**EXTRACT:**
════════

Even thought I found the ratio, did the ratio variable, and found the similarity of the 2 right triangles, but didn't pursue it by trying to spread the ratio variable for the other variables, thinking it can't get me anywhere, it can't get me to the answer I'm looking for, but once I saw you pursuing it, I immediately went back, pursued it, and got the answer straight away.
Fascinating how, sometimes, pursuing seemingly pointless things can get you shocking results.
Let's note c the side length of the square, a = AP and b = PQ. Let's also note H the orthogonal projection of Q (or P) on (BC).
We have: 2.(area of APQB) = a.(c + b) = 18 and 2.(area of DPQC) = (c -a). (c + b) = 8, so a/(c - a) = 18/8 = 9/4, which gives that a = (9/13).c
In triangle BQP: QH^2 = HB.HC = a.(c -a) = ((9/13).c).((4/13).c) = (36/169).(c^2), so QH = (6/13).c.
As QH = c - b we have then c - b = (6/13).c and b = (7/13).c.
2.(area of APQB) was a.(c + b), so it is ((9/13).c).((20/13).c) = (180/169).(c^2)
So we get that (180/169).(c^2) = 18, which gives that c^2 = 169/10.
Finally the area of triangle BCQ is c^2 - 9 - 4 = (169/10) - 13 = 39/10.
Razón entre áreas =s²=4/9---> Razón de semejanza =s=2/3---> Si BQ=b---> QC=2b/3.

════════

**Stored data entries:**
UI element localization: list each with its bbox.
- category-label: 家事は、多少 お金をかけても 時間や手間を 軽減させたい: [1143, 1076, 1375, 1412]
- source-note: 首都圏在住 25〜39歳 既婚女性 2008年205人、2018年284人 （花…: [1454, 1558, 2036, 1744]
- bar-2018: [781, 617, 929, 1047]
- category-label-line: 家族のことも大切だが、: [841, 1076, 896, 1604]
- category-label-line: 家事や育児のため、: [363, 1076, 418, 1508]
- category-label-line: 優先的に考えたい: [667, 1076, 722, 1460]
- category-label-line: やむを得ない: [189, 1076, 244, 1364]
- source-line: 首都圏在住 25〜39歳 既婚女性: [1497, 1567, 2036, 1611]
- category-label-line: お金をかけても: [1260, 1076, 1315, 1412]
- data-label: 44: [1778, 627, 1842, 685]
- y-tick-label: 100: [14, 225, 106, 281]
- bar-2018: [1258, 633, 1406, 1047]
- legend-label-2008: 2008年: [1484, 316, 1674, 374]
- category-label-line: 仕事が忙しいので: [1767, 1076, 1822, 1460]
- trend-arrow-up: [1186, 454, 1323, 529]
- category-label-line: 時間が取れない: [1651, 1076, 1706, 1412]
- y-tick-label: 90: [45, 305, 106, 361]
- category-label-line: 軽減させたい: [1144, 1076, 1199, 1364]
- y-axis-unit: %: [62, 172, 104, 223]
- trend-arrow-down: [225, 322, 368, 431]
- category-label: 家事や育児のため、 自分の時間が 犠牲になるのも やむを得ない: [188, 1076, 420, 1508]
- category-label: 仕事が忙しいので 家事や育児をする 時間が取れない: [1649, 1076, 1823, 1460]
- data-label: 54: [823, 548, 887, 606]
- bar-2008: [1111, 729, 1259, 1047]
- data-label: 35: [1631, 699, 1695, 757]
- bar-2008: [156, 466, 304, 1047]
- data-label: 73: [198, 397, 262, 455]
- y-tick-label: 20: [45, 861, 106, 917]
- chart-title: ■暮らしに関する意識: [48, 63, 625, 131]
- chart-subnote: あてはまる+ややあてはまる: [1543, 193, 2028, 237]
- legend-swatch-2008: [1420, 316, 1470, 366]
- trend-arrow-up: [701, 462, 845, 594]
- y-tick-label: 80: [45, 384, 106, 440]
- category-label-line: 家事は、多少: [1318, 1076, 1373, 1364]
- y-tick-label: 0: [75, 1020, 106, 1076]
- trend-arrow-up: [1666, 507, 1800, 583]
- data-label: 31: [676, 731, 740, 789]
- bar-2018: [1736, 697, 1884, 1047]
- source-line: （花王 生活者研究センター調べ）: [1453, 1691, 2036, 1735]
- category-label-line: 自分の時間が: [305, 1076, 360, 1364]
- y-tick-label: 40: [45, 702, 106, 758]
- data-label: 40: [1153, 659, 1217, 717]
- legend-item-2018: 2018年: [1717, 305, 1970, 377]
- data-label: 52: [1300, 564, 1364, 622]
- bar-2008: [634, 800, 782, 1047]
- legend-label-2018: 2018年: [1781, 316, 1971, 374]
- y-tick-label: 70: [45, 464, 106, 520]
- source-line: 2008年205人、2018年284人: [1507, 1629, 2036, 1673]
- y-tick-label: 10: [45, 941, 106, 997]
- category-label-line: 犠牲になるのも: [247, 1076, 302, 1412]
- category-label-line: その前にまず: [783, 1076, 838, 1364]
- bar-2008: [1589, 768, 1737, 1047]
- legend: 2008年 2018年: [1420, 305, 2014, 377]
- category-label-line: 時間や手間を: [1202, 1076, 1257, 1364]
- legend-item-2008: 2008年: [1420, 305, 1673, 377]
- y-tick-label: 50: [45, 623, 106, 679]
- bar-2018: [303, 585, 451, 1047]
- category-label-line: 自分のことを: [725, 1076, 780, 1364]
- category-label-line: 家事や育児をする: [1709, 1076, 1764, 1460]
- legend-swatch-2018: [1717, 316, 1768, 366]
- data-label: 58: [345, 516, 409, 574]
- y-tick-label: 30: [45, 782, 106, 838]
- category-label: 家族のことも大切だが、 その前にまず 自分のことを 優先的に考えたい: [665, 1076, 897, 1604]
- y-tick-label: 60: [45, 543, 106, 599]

════════

**REQUIRED TASKS:**
1. Decide whether each statement agrees with the geometry thread, and answer yes or no for each, quoting the words of the thread that decide it: (a) The letter c stands for the side length of the square. (b) The first commenter pursued the ratio variable before seeing someone else do it. (c) The area of triangle BCQ comes out to 39/10.
2. In the geometry thread, what value is obtained for c^2?
3. Pick up the geometry thread from where it stops.

**ANSWERS FOR THE EXERCISE:**
1.
(a) Yes: "Let's note c the side length of the square"
(b) No: "but didn't pursue it by trying to spread the ratio variable for the other variables"
(c) Yes: "Finally the area of triangle BCQ is c^2 - 9 - 4 = (169/10) - 13 = 39/10."

2. c^2 = 169/10.

3.
El cuadrado ABCD se puede dividir en cuatro triángulos BCQ, cuyas hipotenusas son los cuatro lados de ABCD, y un cuadrado central de lado BQ-QC=b/3 ---> Área BCQ =T =b*(2b/3)/2 =b²/3---> Área del cuadrado central =b²/9 =T/3 ---> 3T+(T/3) =10T/3 =9+4=13 ---> T=39/10 = Área BQC.
Gracias y saludos.
An Elegant Solution : )
The only difference in our solutions was that of finding the height by using h = sqrt(9a * 4a).
I suppose my subconscious wanted to make use of that semicircle : )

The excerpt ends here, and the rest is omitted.